Selected passage:
• • • • • • •
---
name: context-item-creation
description: Guides you through creating context items — instructions, skills, knowledge pointers, and memory events — that give the AI analyst persistent knowledge about your organization. Covers when to create each type, naming conventions, folder organization, and the hard boundary between context (rules and procedures) and the semantic layer (logic and calculations).
---

## Prerequisites

Before creating context items, ensure you are on the correct workspace and branch. Use `get_session_workspace_and_branch` to check the current session context. For development work, create a branch with `create_workspace_branch` (the session switches automatically). See the `workspace-branch` skill for the full workspace/branch tool reference.

---

## Overview

**Context items** are the mechanism for giving the AI analyst persistent, organizational knowledge: standing rules it must always follow, on-demand procedures it can retrieve, external references it can look up, and a historical record of notable events.

Context items belong to the **context layer** — they are consumed by the Honeydew AI analyst at query time to shape its behavior. They are separate from the **semantic layer** (entities, metrics, attributes, relations, domains), which defines your data model and business logic such as metric calculations.
• • • • • • •
Short exercise a: Summarize the context-item guide in two sentences.
• • • • • • •
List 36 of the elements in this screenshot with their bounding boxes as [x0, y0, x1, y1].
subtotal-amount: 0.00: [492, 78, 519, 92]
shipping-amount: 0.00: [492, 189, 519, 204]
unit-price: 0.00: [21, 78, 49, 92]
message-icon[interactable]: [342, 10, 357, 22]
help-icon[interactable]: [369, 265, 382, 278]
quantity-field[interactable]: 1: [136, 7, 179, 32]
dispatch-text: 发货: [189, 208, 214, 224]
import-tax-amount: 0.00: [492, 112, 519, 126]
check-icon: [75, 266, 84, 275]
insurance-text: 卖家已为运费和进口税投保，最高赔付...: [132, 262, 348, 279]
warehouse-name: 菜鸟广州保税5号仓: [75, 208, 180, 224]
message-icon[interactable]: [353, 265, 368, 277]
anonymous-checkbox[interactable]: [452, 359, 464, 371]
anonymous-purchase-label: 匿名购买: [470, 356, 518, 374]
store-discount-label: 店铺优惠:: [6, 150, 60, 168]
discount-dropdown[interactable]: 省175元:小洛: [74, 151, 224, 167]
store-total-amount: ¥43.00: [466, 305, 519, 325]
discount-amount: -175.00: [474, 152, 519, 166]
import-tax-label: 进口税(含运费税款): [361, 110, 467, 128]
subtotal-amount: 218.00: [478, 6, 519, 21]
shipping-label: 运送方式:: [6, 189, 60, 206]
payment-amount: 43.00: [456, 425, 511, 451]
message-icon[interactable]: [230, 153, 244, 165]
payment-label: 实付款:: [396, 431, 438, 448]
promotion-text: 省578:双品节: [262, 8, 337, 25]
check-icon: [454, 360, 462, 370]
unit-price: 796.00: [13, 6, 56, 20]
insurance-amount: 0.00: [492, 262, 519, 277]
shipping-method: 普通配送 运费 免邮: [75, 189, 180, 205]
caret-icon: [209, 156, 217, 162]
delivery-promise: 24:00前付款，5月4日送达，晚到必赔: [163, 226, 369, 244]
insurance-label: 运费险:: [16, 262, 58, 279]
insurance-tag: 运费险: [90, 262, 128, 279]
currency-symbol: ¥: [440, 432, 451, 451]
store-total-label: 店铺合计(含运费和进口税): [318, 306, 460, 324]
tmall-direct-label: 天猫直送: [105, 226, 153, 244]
• • • • • • •
Short exercise b: Please reproduce the records from their first line through the line containing "anonymous-checkbox[interactable]: [452, 359, 464, 371]", substituting "chat-icon" for "message-icon" and leaving everything else unchanged.

Final answer a: Context items give the AI analyst persistent organizational knowledge through standing rules, on-demand procedures, external references and a record of notable events, and you should confirm the correct workspace and branch before creating them. They belong to the context layer that the Honeydew AI analyst consumes at query time and are separate from the semantic layer, which defines the data model and business logic.

Final answer b:
List 36 of the elements in this screenshot with their bounding boxes as [x0, y0, x1, y1].
subtotal-amount: 0.00: [492, 78, 519, 92]
shipping-amount: 0.00: [492, 189, 519, 204]
unit-price: 0.00: [21, 78, 49, 92]
chat-icon[interactable]: [342, 10, 357, 22]
help-icon[interactable]: [369, 265, 382, 278]
quantity-field[interactable]: 1: [136, 7, 179, 32]
dispatch-text: 发货: [189, 208, 214, 224]
import-tax-amount: 0.00: [492, 112, 519, 126]
check-icon: [75, 266, 84, 275]
insurance-text: 卖家已为运费和进口税投保，最高赔付...: [132, 262, 348, 279]
warehouse-name: 菜鸟广州保税5号仓: [75, 208, 180, 224]
chat-icon[interactable]: [353, 265, 368, 277]
anonymous-checkbox[interactable]: [452, 359, 464, 371]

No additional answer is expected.